#### Problem
Copy out all of the material, matching it word for word.

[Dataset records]
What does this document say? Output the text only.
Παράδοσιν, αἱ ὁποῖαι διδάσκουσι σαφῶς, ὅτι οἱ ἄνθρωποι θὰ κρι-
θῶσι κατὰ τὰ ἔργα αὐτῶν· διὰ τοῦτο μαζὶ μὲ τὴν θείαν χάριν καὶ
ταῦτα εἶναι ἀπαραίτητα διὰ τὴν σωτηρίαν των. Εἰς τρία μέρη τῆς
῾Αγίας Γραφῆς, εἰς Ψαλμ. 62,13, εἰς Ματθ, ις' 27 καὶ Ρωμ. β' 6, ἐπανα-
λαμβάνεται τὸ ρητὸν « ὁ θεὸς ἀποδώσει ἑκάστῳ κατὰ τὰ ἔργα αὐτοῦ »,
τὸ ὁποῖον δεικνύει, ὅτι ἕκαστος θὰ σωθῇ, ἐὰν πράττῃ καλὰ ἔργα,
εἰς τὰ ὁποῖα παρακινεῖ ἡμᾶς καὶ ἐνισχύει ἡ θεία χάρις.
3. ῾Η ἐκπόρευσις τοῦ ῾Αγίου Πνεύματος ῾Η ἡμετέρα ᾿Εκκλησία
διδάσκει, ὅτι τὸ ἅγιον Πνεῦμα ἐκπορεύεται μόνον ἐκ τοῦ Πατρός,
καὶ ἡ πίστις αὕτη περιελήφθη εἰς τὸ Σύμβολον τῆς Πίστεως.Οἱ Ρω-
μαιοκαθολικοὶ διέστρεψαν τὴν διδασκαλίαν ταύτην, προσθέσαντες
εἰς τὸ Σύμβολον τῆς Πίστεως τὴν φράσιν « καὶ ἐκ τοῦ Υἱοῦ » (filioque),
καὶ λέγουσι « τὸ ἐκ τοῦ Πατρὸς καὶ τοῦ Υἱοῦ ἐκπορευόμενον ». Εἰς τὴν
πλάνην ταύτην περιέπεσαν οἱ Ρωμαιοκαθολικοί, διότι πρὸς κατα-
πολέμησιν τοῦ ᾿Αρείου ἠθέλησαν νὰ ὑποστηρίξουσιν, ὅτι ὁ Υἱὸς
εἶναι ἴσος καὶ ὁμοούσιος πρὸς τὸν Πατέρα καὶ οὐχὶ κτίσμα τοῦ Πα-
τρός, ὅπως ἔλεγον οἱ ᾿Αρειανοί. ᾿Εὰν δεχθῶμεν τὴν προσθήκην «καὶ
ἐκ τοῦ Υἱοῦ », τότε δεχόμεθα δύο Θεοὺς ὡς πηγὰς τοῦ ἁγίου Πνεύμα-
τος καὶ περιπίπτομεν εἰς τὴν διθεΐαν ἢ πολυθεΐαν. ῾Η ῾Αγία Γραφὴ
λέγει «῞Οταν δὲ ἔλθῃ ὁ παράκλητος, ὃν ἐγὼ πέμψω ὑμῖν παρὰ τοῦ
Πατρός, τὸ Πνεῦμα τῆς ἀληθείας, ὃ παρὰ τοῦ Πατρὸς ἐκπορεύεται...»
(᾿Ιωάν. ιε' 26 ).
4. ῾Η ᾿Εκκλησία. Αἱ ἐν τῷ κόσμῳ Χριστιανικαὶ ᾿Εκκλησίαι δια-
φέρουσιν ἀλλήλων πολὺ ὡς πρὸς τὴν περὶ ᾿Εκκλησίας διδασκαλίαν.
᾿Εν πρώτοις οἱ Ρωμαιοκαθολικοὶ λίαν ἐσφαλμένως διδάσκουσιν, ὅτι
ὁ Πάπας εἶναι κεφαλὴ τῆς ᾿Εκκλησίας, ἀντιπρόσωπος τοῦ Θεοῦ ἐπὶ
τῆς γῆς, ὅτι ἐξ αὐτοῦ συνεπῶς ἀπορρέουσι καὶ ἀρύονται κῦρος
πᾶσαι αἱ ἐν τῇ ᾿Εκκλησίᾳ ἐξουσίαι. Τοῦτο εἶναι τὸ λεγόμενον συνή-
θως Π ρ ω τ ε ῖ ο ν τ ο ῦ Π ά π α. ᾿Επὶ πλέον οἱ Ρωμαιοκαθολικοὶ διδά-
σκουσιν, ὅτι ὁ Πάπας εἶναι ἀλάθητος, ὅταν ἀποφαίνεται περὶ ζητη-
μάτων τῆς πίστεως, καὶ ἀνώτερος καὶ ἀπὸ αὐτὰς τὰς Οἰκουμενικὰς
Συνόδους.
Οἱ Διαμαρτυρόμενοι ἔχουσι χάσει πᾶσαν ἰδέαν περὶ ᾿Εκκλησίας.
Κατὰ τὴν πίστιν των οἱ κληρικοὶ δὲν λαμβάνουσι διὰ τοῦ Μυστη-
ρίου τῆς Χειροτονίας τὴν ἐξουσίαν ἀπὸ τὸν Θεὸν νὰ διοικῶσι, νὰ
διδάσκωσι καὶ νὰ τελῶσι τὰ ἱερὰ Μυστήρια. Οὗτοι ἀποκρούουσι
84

#### Problem solution
What does this document say? Output the text only.
Παράδοσιν, αἱ ὁποῖαι διδάσκουσι σαφῶς, ὅτι οἱ ἄνθρωποι θὰ κρι-
θῶσι κατὰ τὰ ἔργα αὐτῶν· διὰ τοῦτο μαζὶ μὲ τὴν θείαν χάριν καὶ
ταῦτα εἶναι ἀπαραίτητα διὰ τὴν σωτηρίαν των. Εἰς τρία μέρη τῆς
῾Αγίας Γραφῆς, εἰς Ψαλμ. 62,13, εἰς Ματθ, ις' 27 καὶ Ρωμ. β' 6, ἐπανα-
λαμβάνεται τὸ ρητὸν « ὁ θεὸς ἀποδώσει ἑκάστῳ κατὰ τὰ ἔργα αὐτοῦ »,
τὸ ὁποῖον δεικνύει, ὅτι ἕκαστος θὰ σωθῇ, ἐὰν πράττῃ καλὰ ἔργα,
εἰς τὰ ὁποῖα παρακινεῖ ἡμᾶς καὶ ἐνισχύει ἡ θεία χάρις.
3. ῾Η ἐκπόρευσις τοῦ ῾Αγίου Πνεύματος ῾Η ἡμετέρα ᾿Εκκλησία
διδάσκει, ὅτι τὸ ἅγιον Πνεῦμα ἐκπορεύεται μόνον ἐκ τοῦ Πατρός,
καὶ ἡ πίστις αὕτη περιελήφθη εἰς τὸ Σύμβολον τῆς Πίστεως.Οἱ Ρω-
μαιοκαθολικοὶ διέστρεψαν τὴν διδασκαλίαν ταύτην, προσθέσαντες
εἰς τὸ Σύμβολον τῆς Πίστεως τὴν φράσιν « καὶ ἐκ τοῦ Υἱοῦ » (filioque),
καὶ λέγουσι « τὸ ἐκ τοῦ Πατρὸς καὶ τοῦ Υἱοῦ ἐκπορευόμενον ». Εἰς τὴν
πλάνην ταύτην περιέπεσαν οἱ Ρωμαιοκαθολικοί, διότι πρὸς κατα-
πολέμησιν τοῦ ᾿Αρείου ἠθέλησαν νὰ ὑποστηρίξουσιν, ὅτι ὁ Υἱὸς
εἶναι ἴσος καὶ ὁμοούσιος πρὸς τὸν Πατέρα καὶ οὐχὶ κτίσμα τοῦ Πα-
τρός, ὅπως ἔλεγον οἱ ᾿Αρειανοί. ᾿Εὰν δεχθῶμεν τὴν προσθήκην «καὶ
ἐκ τοῦ Υἱοῦ », τότε δεχόμεθα δύο Θεοὺς ὡς πηγὰς τοῦ ἁγίου Πνεύμα-
τος καὶ περιπίπτομεν εἰς τὴν διθεΐαν ἢ πολυθεΐαν. ῾Η ῾Αγία Γραφὴ
λέγει «῞Οταν δὲ ἔλθῃ ὁ παράκλητος, ὃν ἐγὼ πέμψω ὑμῖν παρὰ τοῦ
Πατρός, τὸ Πνεῦμα τῆς ἀληθείας, ὃ παρὰ τοῦ Πατρὸς ἐκπορεύεται...»
(᾿Ιωάν. ιε' 26 ).
4. ῾Η ᾿Εκκλησία. Αἱ ἐν τῷ κόσμῳ Χριστιανικαὶ ᾿Εκκλησίαι δια-
φέρουσιν ἀλλήλων πολὺ ὡς πρὸς τὴν περὶ ᾿Εκκλησίας διδασκαλίαν.
᾿Εν πρώτοις οἱ Ρωμαιοκαθολικοὶ λίαν ἐσφαλμένως διδάσκουσιν, ὅτι
ὁ Πάπας εἶναι κεφαλὴ τῆς ᾿Εκκλησίας, ἀντιπρόσωπος τοῦ Θεοῦ ἐπὶ
τῆς γῆς, ὅτι ἐξ αὐτοῦ συνεπῶς ἀπορρέουσι καὶ ἀρύονται κῦρος
πᾶσαι αἱ ἐν τῇ ᾿Εκκλησίᾳ ἐξουσίαι. Τοῦτο εἶναι τὸ λεγόμενον συνή-
θως Π ρ ω τ ε ῖ ο ν τ ο ῦ Π ά π α. ᾿Επὶ πλέον οἱ Ρωμαιοκαθολικοὶ διδά-
σκουσιν, ὅτι ὁ Πάπας εἶναι ἀλάθητος, ὅταν ἀποφαίνεται περὶ ζητη-
μάτων τῆς πίστεως, καὶ ἀνώτερος καὶ ἀπὸ αὐτὰς τὰς Οἰκουμενικὰς
Συνόδους.
Οἱ Διαμαρτυρόμενοι ἔχουσι χάσει πᾶσαν ἰδέαν περὶ ᾿Εκκλησίας.
Κατὰ τὴν πίστιν των οἱ κληρικοὶ δὲν λαμβάνουσι διὰ τοῦ Μυστη-
ρίου τῆς Χειροτονίας τὴν ἐξουσίαν ἀπὸ τὸν Θεὸν νὰ διοικῶσι, νὰ
διδάσκωσι καὶ νὰ τελῶσι τὰ ἱερὰ Μυστήρια. Οὗτοι ἀποκρούουσι
84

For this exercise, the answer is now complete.